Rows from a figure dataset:
Start
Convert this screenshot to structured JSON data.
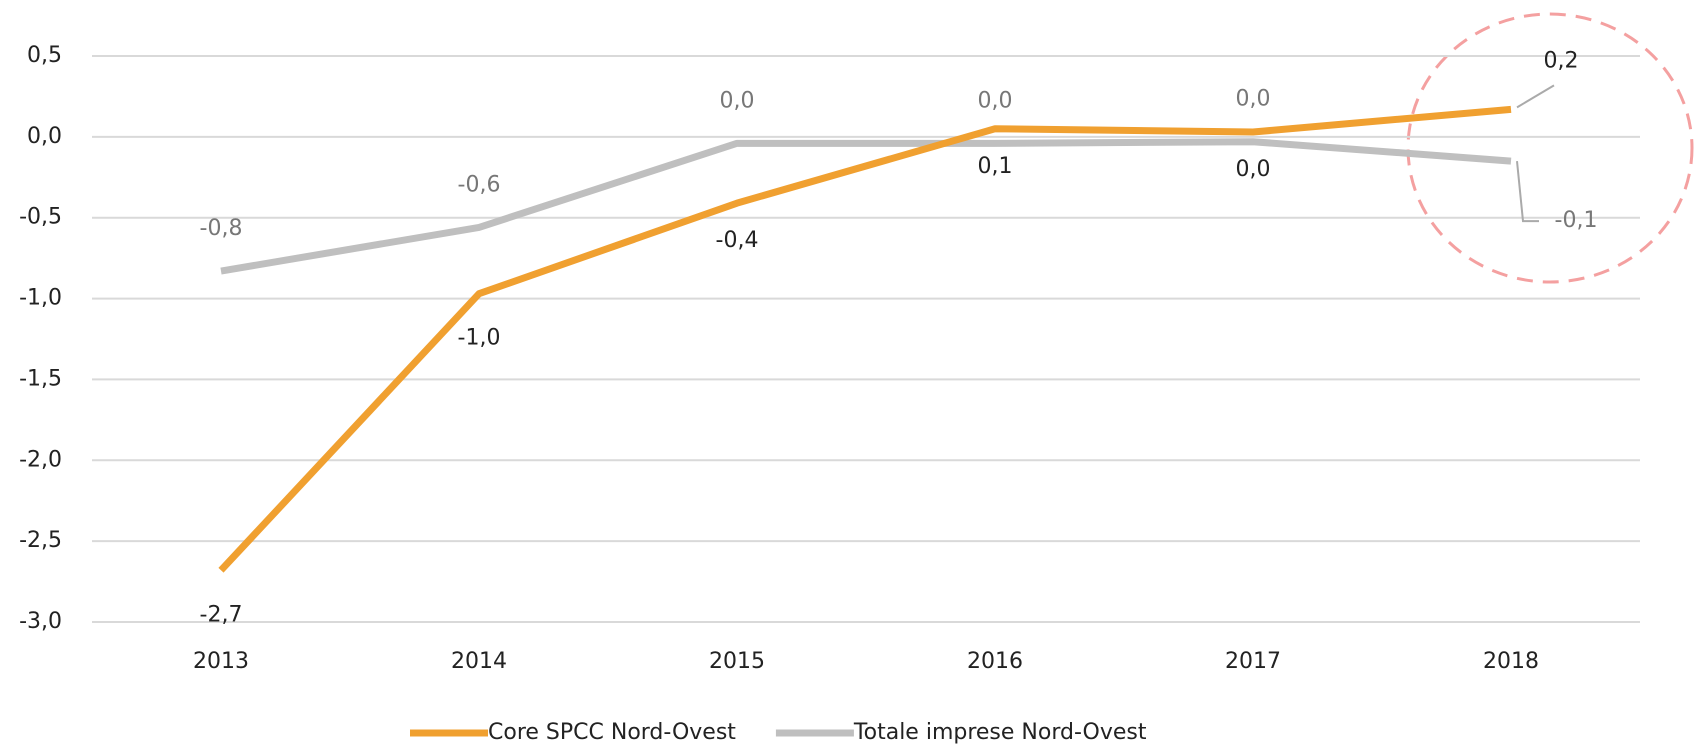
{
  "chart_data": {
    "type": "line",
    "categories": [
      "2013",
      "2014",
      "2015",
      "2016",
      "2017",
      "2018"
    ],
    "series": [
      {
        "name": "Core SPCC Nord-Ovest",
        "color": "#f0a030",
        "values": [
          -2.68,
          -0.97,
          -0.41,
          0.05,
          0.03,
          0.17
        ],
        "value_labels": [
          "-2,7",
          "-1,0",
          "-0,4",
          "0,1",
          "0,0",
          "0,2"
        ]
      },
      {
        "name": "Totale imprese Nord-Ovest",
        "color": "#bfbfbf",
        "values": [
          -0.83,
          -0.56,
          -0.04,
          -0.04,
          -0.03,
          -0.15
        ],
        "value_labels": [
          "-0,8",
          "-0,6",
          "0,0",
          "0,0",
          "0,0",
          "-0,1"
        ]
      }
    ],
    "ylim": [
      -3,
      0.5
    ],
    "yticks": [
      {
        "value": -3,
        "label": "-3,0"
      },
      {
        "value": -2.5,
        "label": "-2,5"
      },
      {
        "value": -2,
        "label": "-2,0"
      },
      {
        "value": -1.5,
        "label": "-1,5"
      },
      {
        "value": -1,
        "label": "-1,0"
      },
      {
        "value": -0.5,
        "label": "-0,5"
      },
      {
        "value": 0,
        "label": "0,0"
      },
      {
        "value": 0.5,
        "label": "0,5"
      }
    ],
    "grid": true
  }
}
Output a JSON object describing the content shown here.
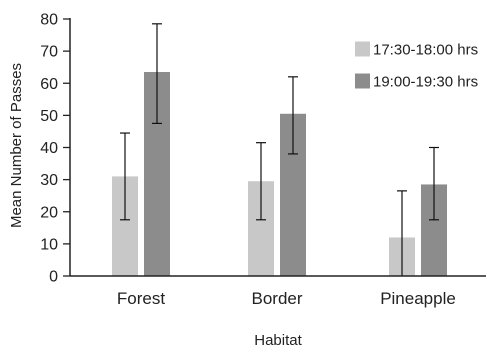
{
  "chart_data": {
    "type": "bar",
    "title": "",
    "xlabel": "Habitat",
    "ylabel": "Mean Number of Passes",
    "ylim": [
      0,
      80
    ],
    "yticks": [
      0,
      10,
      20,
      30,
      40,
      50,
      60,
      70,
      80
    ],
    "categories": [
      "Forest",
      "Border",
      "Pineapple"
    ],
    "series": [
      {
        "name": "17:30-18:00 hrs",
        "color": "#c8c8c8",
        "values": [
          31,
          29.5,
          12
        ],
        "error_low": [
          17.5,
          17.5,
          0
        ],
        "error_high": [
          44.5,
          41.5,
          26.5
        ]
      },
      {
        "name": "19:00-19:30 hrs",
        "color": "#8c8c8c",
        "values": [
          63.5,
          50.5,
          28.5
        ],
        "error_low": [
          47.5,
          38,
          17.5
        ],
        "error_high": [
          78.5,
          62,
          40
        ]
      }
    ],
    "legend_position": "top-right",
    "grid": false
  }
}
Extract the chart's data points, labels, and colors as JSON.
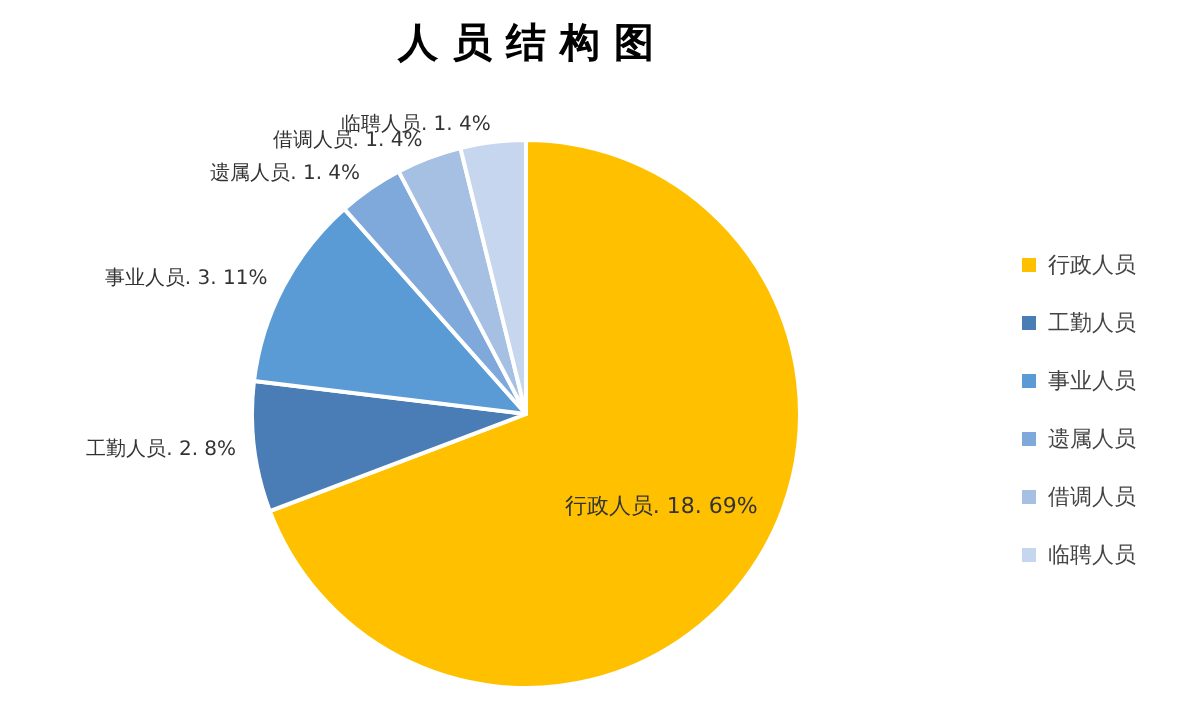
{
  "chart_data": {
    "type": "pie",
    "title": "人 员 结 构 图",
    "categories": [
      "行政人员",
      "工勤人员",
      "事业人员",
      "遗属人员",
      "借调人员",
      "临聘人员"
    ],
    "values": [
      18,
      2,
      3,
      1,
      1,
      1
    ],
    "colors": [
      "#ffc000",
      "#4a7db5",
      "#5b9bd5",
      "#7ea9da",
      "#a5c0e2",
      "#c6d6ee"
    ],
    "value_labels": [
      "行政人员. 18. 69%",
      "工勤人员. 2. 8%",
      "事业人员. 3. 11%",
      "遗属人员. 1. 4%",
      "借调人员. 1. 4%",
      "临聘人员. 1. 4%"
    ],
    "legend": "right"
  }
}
End
Aim of the task:
Verbatim reproduction of every record is required; images are left out.

Correct answer:
Convert this screenshot to structured JSON data.
{
  "chart_data": {
    "type": "line",
    "categories": [
      "2013",
      "2014",
      "2015",
      "2016",
      "2017",
      "2018"
    ],
    "series": [
      {
        "name": "Core SPCC Nord-Ovest",
        "color": "#f0a030",
        "values": [
          -2.68,
          -0.97,
          -0.41,
          0.05,
          0.03,
          0.17
        ],
        "value_labels": [
          "-2,7",
          "-1,0",
          "-0,4",
          "0,1",
          "0,0",
          "0,2"
        ]
      },
      {
        "name": "Totale imprese Nord-Ovest",
        "color": "#bfbfbf",
        "values": [
          -0.83,
          -0.56,
          -0.04,
          -0.04,
          -0.03,
          -0.15
        ],
        "value_labels": [
          "-0,8",
          "-0,6",
          "0,0",
          "0,0",
          "0,0",
          "-0,1"
        ]
      }
    ],
    "ylim": [
      -3,
      0.5
    ],
    "yticks": [
      {
        "value": -3,
        "label": "-3,0"
      },
      {
        "value": -2.5,
        "label": "-2,5"
      },
      {
        "value": -2,
        "label": "-2,0"
      },
      {
        "value": -1.5,
        "label": "-1,5"
      },
      {
        "value": -1,
        "label": "-1,0"
      },
      {
        "value": -0.5,
        "label": "-0,5"
      },
      {
        "value": 0,
        "label": "0,0"
      },
      {
        "value": 0.5,
        "label": "0,5"
      }
    ],
    "grid": true
  }
}
Output a JSON object describing the content shown here.
{
  "chart_data": {
    "type": "bar",
    "title": "",
    "xlabel": "Habitat",
    "ylabel": "Mean Number of Passes",
    "ylim": [
      0,
      80
    ],
    "yticks": [
      0,
      10,
      20,
      30,
      40,
      50,
      60,
      70,
      80
    ],
    "categories": [
      "Forest",
      "Border",
      "Pineapple"
    ],
    "series": [
      {
        "name": "17:30-18:00 hrs",
        "color": "#c8c8c8",
        "values": [
          31,
          29.5,
          12
        ],
        "error_low": [
          17.5,
          17.5,
          0
        ],
        "error_high": [
          44.5,
          41.5,
          26.5
        ]
      },
      {
        "name": "19:00-19:30 hrs",
        "color": "#8c8c8c",
        "values": [
          63.5,
          50.5,
          28.5
        ],
        "error_low": [
          47.5,
          38,
          17.5
        ],
        "error_high": [
          78.5,
          62,
          40
        ]
      }
    ],
    "legend_position": "top-right",
    "grid": false
  }
}
Extract the chart's data points, labels, and colors as JSON.
{
  "chart_data": {
    "type": "pie",
    "title": "人 员 结 构 图",
    "categories": [
      "行政人员",
      "工勤人员",
      "事业人员",
      "遗属人员",
      "借调人员",
      "临聘人员"
    ],
    "values": [
      18,
      2,
      3,
      1,
      1,
      1
    ],
    "colors": [
      "#ffc000",
      "#4a7db5",
      "#5b9bd5",
      "#7ea9da",
      "#a5c0e2",
      "#c6d6ee"
    ],
    "value_labels": [
      "行政人员. 18. 69%",
      "工勤人员. 2. 8%",
      "事业人员. 3. 11%",
      "遗属人员. 1. 4%",
      "借调人员. 1. 4%",
      "临聘人员. 1. 4%"
    ],
    "legend": "right"
  }
}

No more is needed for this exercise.